Required work.
Single out the lines of the material that contain "title" and copy them.
━━ Supplied material ━━
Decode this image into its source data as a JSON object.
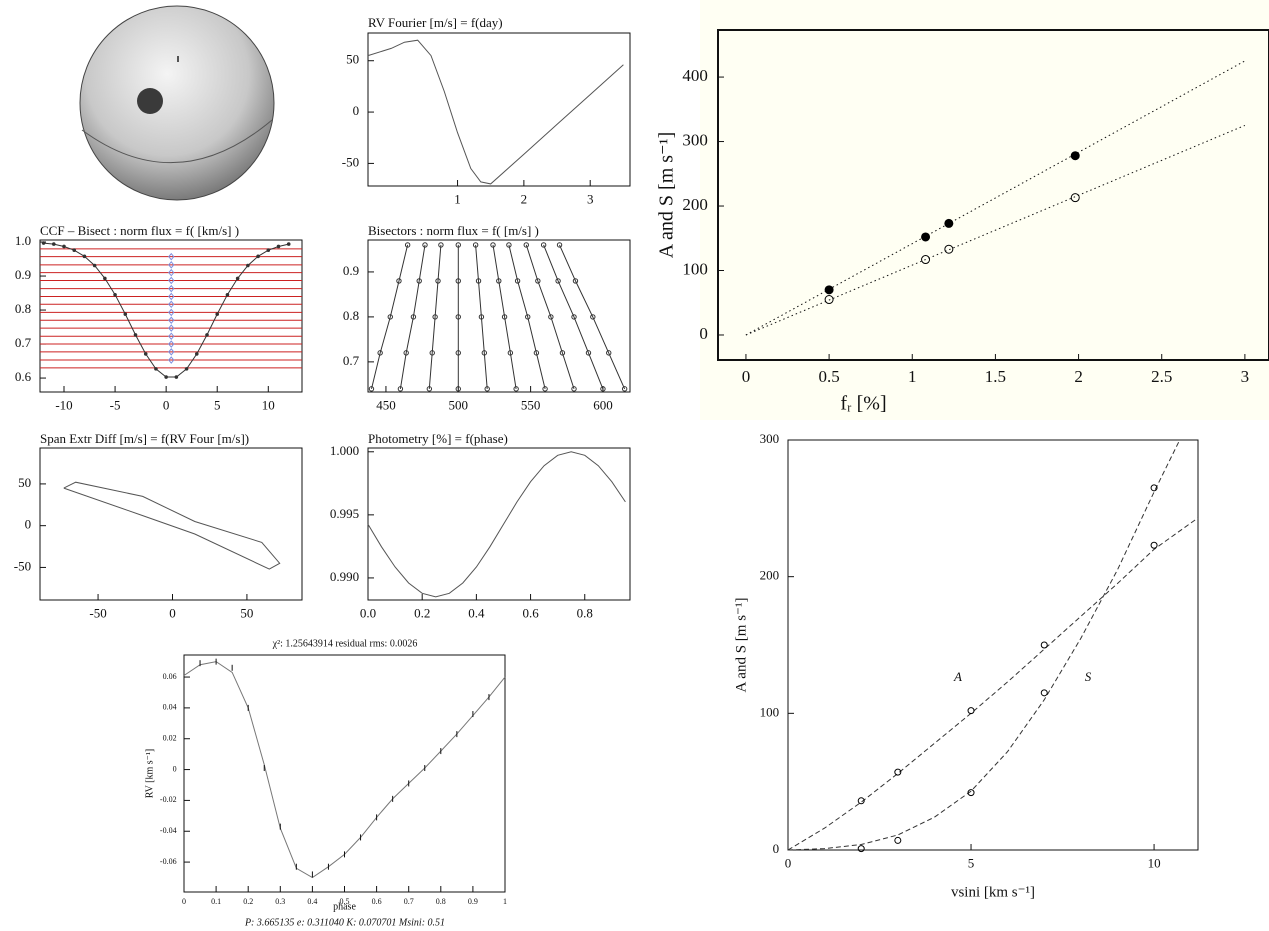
{
  "chart_data": [
    {
      "type": "line",
      "title": "RV Fourier [m/s] = f(day)",
      "xlim": [
        -0.35,
        3.6
      ],
      "ylim": [
        -72,
        77
      ],
      "xticks": [
        1,
        2,
        3
      ],
      "yticks": [
        -50,
        0,
        50
      ],
      "series": [
        {
          "color": "#555555",
          "line": "solid",
          "x": [
            -0.35,
            0,
            0.2,
            0.4,
            0.6,
            0.8,
            1,
            1.2,
            1.35,
            1.5,
            2,
            2.5,
            3,
            3.5
          ],
          "values": [
            55,
            62,
            68,
            70,
            55,
            20,
            -20,
            -55,
            -68,
            -70,
            -41,
            -12,
            17,
            46
          ]
        }
      ]
    },
    {
      "type": "line",
      "title": "CCF – Bisect : norm flux = f( [km/s] )",
      "xlim": [
        -12.35,
        13.3
      ],
      "ylim": [
        0.559,
        1.006
      ],
      "xticks": [
        -10,
        -5,
        0,
        5,
        10
      ],
      "yticks": [
        0.6,
        0.7,
        0.8,
        0.9,
        {
          "value": 1,
          "label": "1.0"
        }
      ],
      "hlines": {
        "color": "#cc2222",
        "values": [
          0.63,
          0.653,
          0.677,
          0.7,
          0.723,
          0.747,
          0.77,
          0.793,
          0.817,
          0.84,
          0.863,
          0.887,
          0.91,
          0.933,
          0.957,
          0.98
        ]
      },
      "series": [
        {
          "color": "#333333",
          "line": "solid",
          "marker": "dot",
          "x": [
            -12,
            -11,
            -10,
            -9,
            -8,
            -7,
            -6,
            -5,
            -4,
            -3,
            -2,
            -1,
            0,
            1,
            2,
            3,
            4,
            5,
            6,
            7,
            8,
            9,
            10,
            11,
            12
          ],
          "values": [
            0.997,
            0.994,
            0.987,
            0.976,
            0.958,
            0.931,
            0.893,
            0.845,
            0.788,
            0.727,
            0.671,
            0.627,
            0.603,
            0.603,
            0.627,
            0.671,
            0.727,
            0.788,
            0.845,
            0.893,
            0.931,
            0.958,
            0.976,
            0.987,
            0.994
          ]
        },
        {
          "color": "#7d8fe0",
          "marker": "diamond",
          "x": [
            0.5,
            0.5,
            0.5,
            0.5,
            0.5,
            0.5,
            0.5,
            0.5,
            0.5,
            0.5,
            0.5,
            0.5,
            0.5,
            0.5
          ],
          "values": [
            0.653,
            0.677,
            0.7,
            0.723,
            0.747,
            0.77,
            0.793,
            0.817,
            0.84,
            0.863,
            0.887,
            0.91,
            0.933,
            0.957
          ]
        }
      ]
    },
    {
      "type": "line",
      "title": "Bisectors : norm flux = f( [m/s] )",
      "xlim": [
        437.6,
        618.7
      ],
      "ylim": [
        0.633,
        0.971
      ],
      "xticks": [
        450,
        500,
        550,
        600
      ],
      "yticks": [
        0.7,
        0.8,
        0.9
      ],
      "series": [
        {
          "color": "#333333",
          "line": "solid",
          "marker": "open-circle",
          "x": [
            440,
            446,
            453,
            459,
            465
          ],
          "values": [
            0.64,
            0.72,
            0.8,
            0.88,
            0.96
          ]
        },
        {
          "color": "#333333",
          "line": "solid",
          "marker": "open-circle",
          "x": [
            460,
            464,
            469,
            473,
            477
          ],
          "values": [
            0.64,
            0.72,
            0.8,
            0.88,
            0.96
          ]
        },
        {
          "color": "#333333",
          "line": "solid",
          "marker": "open-circle",
          "x": [
            480,
            482,
            484,
            486,
            488
          ],
          "values": [
            0.64,
            0.72,
            0.8,
            0.88,
            0.96
          ]
        },
        {
          "color": "#333333",
          "line": "solid",
          "marker": "open-circle",
          "x": [
            500,
            500,
            500,
            500,
            500
          ],
          "values": [
            0.64,
            0.72,
            0.8,
            0.88,
            0.96
          ]
        },
        {
          "color": "#333333",
          "line": "solid",
          "marker": "open-circle",
          "x": [
            520,
            518,
            516,
            514,
            512
          ],
          "values": [
            0.64,
            0.72,
            0.8,
            0.88,
            0.96
          ]
        },
        {
          "color": "#333333",
          "line": "solid",
          "marker": "open-circle",
          "x": [
            540,
            536,
            532,
            528,
            524
          ],
          "values": [
            0.64,
            0.72,
            0.8,
            0.88,
            0.96
          ]
        },
        {
          "color": "#333333",
          "line": "solid",
          "marker": "open-circle",
          "x": [
            560,
            554,
            548,
            541,
            535
          ],
          "values": [
            0.64,
            0.72,
            0.8,
            0.88,
            0.96
          ]
        },
        {
          "color": "#333333",
          "line": "solid",
          "marker": "open-circle",
          "x": [
            580,
            572,
            564,
            555,
            547
          ],
          "values": [
            0.64,
            0.72,
            0.8,
            0.88,
            0.96
          ]
        },
        {
          "color": "#333333",
          "line": "solid",
          "marker": "open-circle",
          "x": [
            600,
            590,
            580,
            569,
            559
          ],
          "values": [
            0.64,
            0.72,
            0.8,
            0.88,
            0.96
          ]
        },
        {
          "color": "#333333",
          "line": "solid",
          "marker": "open-circle",
          "x": [
            615,
            604,
            593,
            581,
            570
          ],
          "values": [
            0.64,
            0.72,
            0.8,
            0.88,
            0.96
          ]
        }
      ]
    },
    {
      "type": "line",
      "title": "Span Extr Diff [m/s] = f(RV Four [m/s])",
      "xlim": [
        -89,
        87
      ],
      "ylim": [
        -89,
        93
      ],
      "xticks": [
        -50,
        0,
        50
      ],
      "yticks": [
        -50,
        0,
        50
      ],
      "series": [
        {
          "color": "#555555",
          "line": "solid",
          "x": [
            -73,
            -65,
            -20,
            15,
            60,
            72,
            65,
            15,
            -20,
            -73
          ],
          "values": [
            45,
            52,
            35,
            5,
            -20,
            -45,
            -52,
            -10,
            12,
            45
          ]
        }
      ]
    },
    {
      "type": "line",
      "title": "Photometry [%] = f(phase)",
      "xlim": [
        0,
        0.967
      ],
      "ylim": [
        0.98825,
        1.0003
      ],
      "xticks": [
        {
          "value": 0,
          "label": "0.0"
        },
        0.2,
        0.4,
        0.6,
        0.8
      ],
      "yticks": [
        {
          "value": 0.99,
          "label": "0.990"
        },
        0.995,
        {
          "value": 1,
          "label": "1.000"
        }
      ],
      "series": [
        {
          "color": "#555555",
          "line": "solid",
          "x": [
            0,
            0.05,
            0.1,
            0.15,
            0.2,
            0.25,
            0.3,
            0.35,
            0.4,
            0.45,
            0.5,
            0.55,
            0.6,
            0.65,
            0.7,
            0.75,
            0.8,
            0.85,
            0.9,
            0.95
          ],
          "values": [
            0.99425,
            0.99247,
            0.99087,
            0.9896,
            0.98878,
            0.9885,
            0.98878,
            0.9896,
            0.99087,
            0.99247,
            0.99425,
            0.99603,
            0.99763,
            0.9989,
            0.99972,
            1,
            0.99972,
            0.9989,
            0.99763,
            0.99603
          ]
        }
      ]
    },
    {
      "type": "scatter",
      "title": "χ²: 1.25643914   residual rms: 0.0026",
      "caption": "P: 3.665135   e: 0.311040   K: 0.070701   Msini: 0.51",
      "x_label": "phase",
      "y_label": "RV [km s⁻¹]",
      "xlim": [
        0,
        1
      ],
      "ylim": [
        -0.0794,
        0.0743
      ],
      "xticks": [
        0,
        0.1,
        0.2,
        0.3,
        0.4,
        0.5,
        0.6,
        0.7,
        0.8,
        0.9,
        1
      ],
      "yticks": [
        -0.06,
        -0.04,
        -0.02,
        0,
        0.02,
        0.04,
        0.06
      ],
      "series": [
        {
          "color": "#777777",
          "line": "solid",
          "x": [
            0,
            0.05,
            0.1,
            0.15,
            0.2,
            0.25,
            0.3,
            0.35,
            0.4,
            0.45,
            0.5,
            0.55,
            0.6,
            0.65,
            0.7,
            0.75,
            0.8,
            0.85,
            0.9,
            0.95,
            1
          ],
          "values": [
            0.061,
            0.068,
            0.07,
            0.063,
            0.04,
            0.003,
            -0.038,
            -0.064,
            -0.07,
            -0.063,
            -0.055,
            -0.044,
            -0.031,
            -0.019,
            -0.009,
            0.001,
            0.012,
            0.023,
            0.035,
            0.047,
            0.06
          ]
        },
        {
          "color": "#111111",
          "marker": "dash",
          "x": [
            0.05,
            0.1,
            0.15,
            0.2,
            0.25,
            0.3,
            0.35,
            0.4,
            0.45,
            0.5,
            0.55,
            0.6,
            0.65,
            0.7,
            0.75,
            0.8,
            0.85,
            0.9,
            0.95
          ],
          "values": [
            0.069,
            0.07,
            0.066,
            0.04,
            0.001,
            -0.037,
            -0.063,
            -0.068,
            -0.063,
            -0.055,
            -0.044,
            -0.031,
            -0.019,
            -0.009,
            0.001,
            0.012,
            0.023,
            0.036,
            0.047
          ]
        }
      ]
    },
    {
      "type": "scatter",
      "x_label": "fᵣ [%]",
      "y_label": "A and S [m s⁻¹]",
      "xlim": [
        -0.168,
        3.145
      ],
      "ylim": [
        -38.8,
        473
      ],
      "xticks": [
        0,
        0.5,
        1,
        1.5,
        2,
        2.5,
        3
      ],
      "yticks": [
        0,
        100,
        200,
        300,
        400
      ],
      "series": [
        {
          "color": "#111111",
          "line": "dotted",
          "x": [
            0,
            3
          ],
          "values": [
            0,
            425
          ]
        },
        {
          "color": "#111111",
          "line": "dotted",
          "x": [
            0,
            3
          ],
          "values": [
            0,
            325
          ]
        },
        {
          "color": "#000000",
          "marker": "filled-circle",
          "x": [
            0.5,
            1.08,
            1.22,
            1.98
          ],
          "values": [
            70,
            152,
            173,
            278
          ]
        },
        {
          "color": "#000000",
          "marker": "open-circle",
          "x": [
            0.5,
            1.08,
            1.22,
            1.98
          ],
          "values": [
            55,
            117,
            133,
            213
          ]
        }
      ]
    },
    {
      "type": "scatter",
      "x_label": "vsini [km s⁻¹]",
      "y_label": "A and S [m s⁻¹]",
      "xlim": [
        0,
        11.2
      ],
      "ylim": [
        0,
        300
      ],
      "xticks": [
        0,
        5,
        10
      ],
      "yticks": [
        0,
        100,
        200,
        300
      ],
      "series": [
        {
          "name": "A",
          "color": "#333333",
          "line": "dashed",
          "x": [
            0,
            1,
            2,
            3,
            4,
            5,
            6,
            7,
            8,
            9,
            10,
            11.2
          ],
          "values": [
            0,
            16,
            35,
            56,
            78,
            100,
            123,
            147,
            171,
            195,
            220,
            243
          ]
        },
        {
          "name": "S",
          "color": "#333333",
          "line": "dashed",
          "x": [
            0,
            1,
            2,
            3,
            4,
            5,
            6,
            7,
            8,
            9,
            10,
            10.7
          ],
          "values": [
            0,
            1,
            4,
            11,
            24,
            43,
            72,
            110,
            155,
            205,
            262,
            300
          ]
        },
        {
          "color": "#000000",
          "marker": "open-circle",
          "x": [
            2,
            3,
            5,
            7,
            10
          ],
          "values": [
            36,
            57,
            102,
            150,
            223
          ]
        },
        {
          "color": "#000000",
          "marker": "open-circle",
          "x": [
            2,
            3,
            5,
            7,
            10
          ],
          "values": [
            1,
            7,
            42,
            115,
            265
          ]
        }
      ]
    }
  ]
}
━━━
Answer to this task.
      "title": "RV Fourier [m/s] = f(day)",
      "title": "CCF – Bisect : norm flux = f( [km/s] )",
      "title": "Bisectors : norm flux = f( [m/s] )",
      "title": "Span Extr Diff [m/s] = f(RV Four [m/s])",
      "title": "Photometry [%] = f(phase)",
      "title": "χ²: 1.25643914   residual rms: 0.0026",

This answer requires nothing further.